TEXTO FORNECIDO:
▽
ANÁLISE
Um “bloco central” informal talvez não seja uma má ideia
Hoje, na Europa, a fragmentação política e a ascensão dos
extremismos têm recomendado coligações entre forças moderadas. Portugal não
pode ser uma excepção.
Teresa de Sousa
31 de Outubro de
2021, 6:10
https://www.publico.pt/2021/10/31/politica/analise/bloco-central-informal-nao-ma-ideia-1983124
1. Cabe aos
partidos adaptar as suas agendas às necessidades do país e é este o principal
critério que deve orientar o Presidente quando marcar a data das eleições
antecipadas. Aliás, foi ele próprio que disse que as convocaria, se o cenário
de chumbo do Orçamento se confirmasse, o mais depressa possível. O mais
depressa possível não é, naturalmente, amanhã. Temos o Natal. E seria
desejável haver uma campanha serena em que cada força política apresentasse os
seus programas e as soluções que tem para garantir a governabilidade, numa
paisagem política que está hoje muito mais fragmentada e volátil do que alguma
vez esteve em democracia. Ou seja, a clarificação do PSD é um dado importante.
Mas, ao decidir
receber Paulo Rangel no dia em que o destino do país se decidia no Parlamento,
Marcelo reduziu significativamente a sua margem de manobra. Percebe-se o dilema
que enfrenta. De todas as vezes que um Presidente optou pela dissolução do
Parlamento, o resultado das eleições provou o acerto da sua decisão, oferecendo
ao país um quadro parlamentar diferente do anterior e em condições de encontrar
uma solução governativa estável. Foi assim das sete vezes em que isso aconteceu
(1979, 1983, 1985, 1987, 2001, 2004, 2011). Desta vez, ou o PSD e a direita
democrática conseguem um resultado eleitoral que lhes permita constituir um
Governo com apoio parlamentar maioritário, ou o Presidente fica com um enorme
problema nas mãos por ter recorrido à “bomba atómica”, apenas prevista em caso
de estar em causa o bom funcionamento da democracia, sem conseguir uma nova
solução governativa.
△
CONJUNTO DE DADOS:
▽
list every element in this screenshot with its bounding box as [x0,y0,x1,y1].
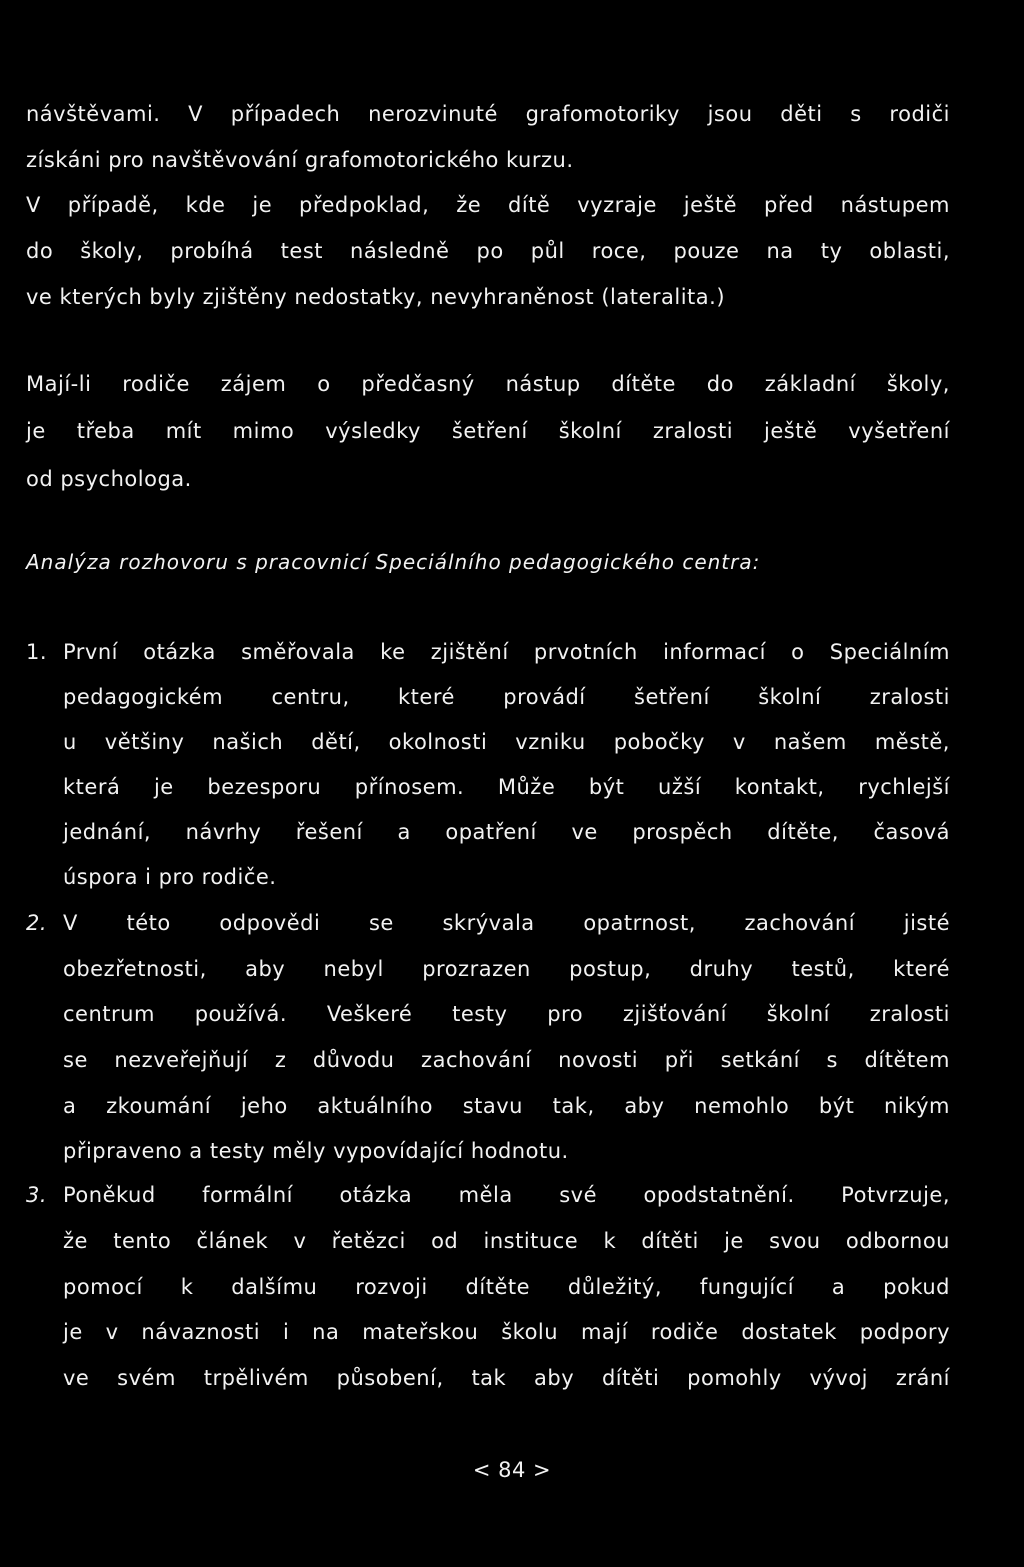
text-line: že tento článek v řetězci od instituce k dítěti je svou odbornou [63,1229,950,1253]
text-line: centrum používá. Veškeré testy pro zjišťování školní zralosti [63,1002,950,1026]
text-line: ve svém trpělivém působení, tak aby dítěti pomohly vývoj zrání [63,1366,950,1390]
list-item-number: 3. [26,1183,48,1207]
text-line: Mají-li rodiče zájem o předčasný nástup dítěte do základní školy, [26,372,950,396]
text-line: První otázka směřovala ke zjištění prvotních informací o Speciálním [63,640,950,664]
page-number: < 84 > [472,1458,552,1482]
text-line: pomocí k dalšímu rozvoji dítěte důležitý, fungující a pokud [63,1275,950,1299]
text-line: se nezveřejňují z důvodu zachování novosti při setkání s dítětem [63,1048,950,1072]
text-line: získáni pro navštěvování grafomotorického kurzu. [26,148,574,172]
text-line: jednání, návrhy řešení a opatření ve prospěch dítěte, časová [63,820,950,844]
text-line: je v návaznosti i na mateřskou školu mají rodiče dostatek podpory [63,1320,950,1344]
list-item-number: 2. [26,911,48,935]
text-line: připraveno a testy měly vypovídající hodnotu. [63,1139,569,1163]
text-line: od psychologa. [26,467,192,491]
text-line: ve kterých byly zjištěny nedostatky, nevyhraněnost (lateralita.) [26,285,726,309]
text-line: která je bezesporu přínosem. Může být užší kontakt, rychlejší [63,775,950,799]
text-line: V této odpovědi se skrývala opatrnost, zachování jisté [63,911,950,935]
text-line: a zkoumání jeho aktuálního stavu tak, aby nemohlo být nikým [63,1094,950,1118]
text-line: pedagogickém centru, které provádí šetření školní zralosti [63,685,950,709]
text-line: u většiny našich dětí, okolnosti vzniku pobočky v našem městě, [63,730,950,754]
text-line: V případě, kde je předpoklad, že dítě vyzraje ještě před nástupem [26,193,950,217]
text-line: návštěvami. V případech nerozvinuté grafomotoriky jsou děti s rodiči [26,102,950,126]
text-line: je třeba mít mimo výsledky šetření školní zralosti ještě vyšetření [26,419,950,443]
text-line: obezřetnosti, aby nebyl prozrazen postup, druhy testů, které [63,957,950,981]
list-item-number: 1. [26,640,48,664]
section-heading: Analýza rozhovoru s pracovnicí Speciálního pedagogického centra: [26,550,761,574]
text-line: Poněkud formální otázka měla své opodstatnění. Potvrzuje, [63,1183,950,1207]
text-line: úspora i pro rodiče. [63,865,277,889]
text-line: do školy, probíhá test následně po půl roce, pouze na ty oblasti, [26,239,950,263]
△
▽
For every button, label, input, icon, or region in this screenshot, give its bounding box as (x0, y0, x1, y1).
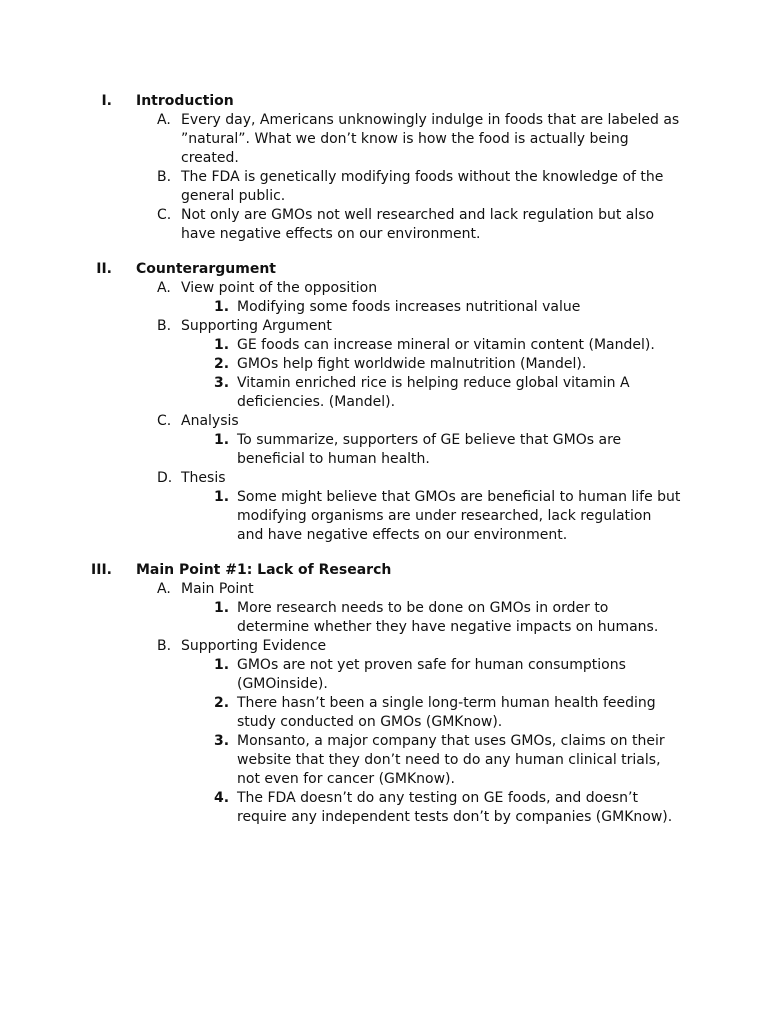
△
INSTRUÇÕES:
1. Segundo o texto fornecido, quem decidiu Marcelo receber no dia em que o destino do país se decidia no Parlamento?
2. Enumere todos os anos em que, de acordo com o texto fornecido, um Presidente optou pela dissolução do Parlamento.
3. Resuma o texto fornecido em duas frases.
As entradas têm origem numa fonte distinta da do texto fornecido.

RESPOSTAS:
1. Paulo Rangel.

2. 1979, 1983, 1985, 1987, 2001, 2004, 2011

3. Cabe aos partidos adaptar as suas agendas às necessidades do país, e esse deve ser o principal critério do Presidente ao marcar a data das eleições antecipadas, que seria desejável decorrerem numa campanha serena, numa paisagem política mais fragmentada e volátil do que alguma vez esteve em democracia. Ao receber Paulo Rangel no dia em que o destino do país se decidia no Parlamento, Marcelo reduziu significativamente a sua margem de manobra, e, se o PSD e a direita democrática não conseguirem um Governo com apoio parlamentar maioritário, ficará com um enorme problema nas mãos por ter recorrido à "bomba atómica" sem conseguir uma nova solução governativa.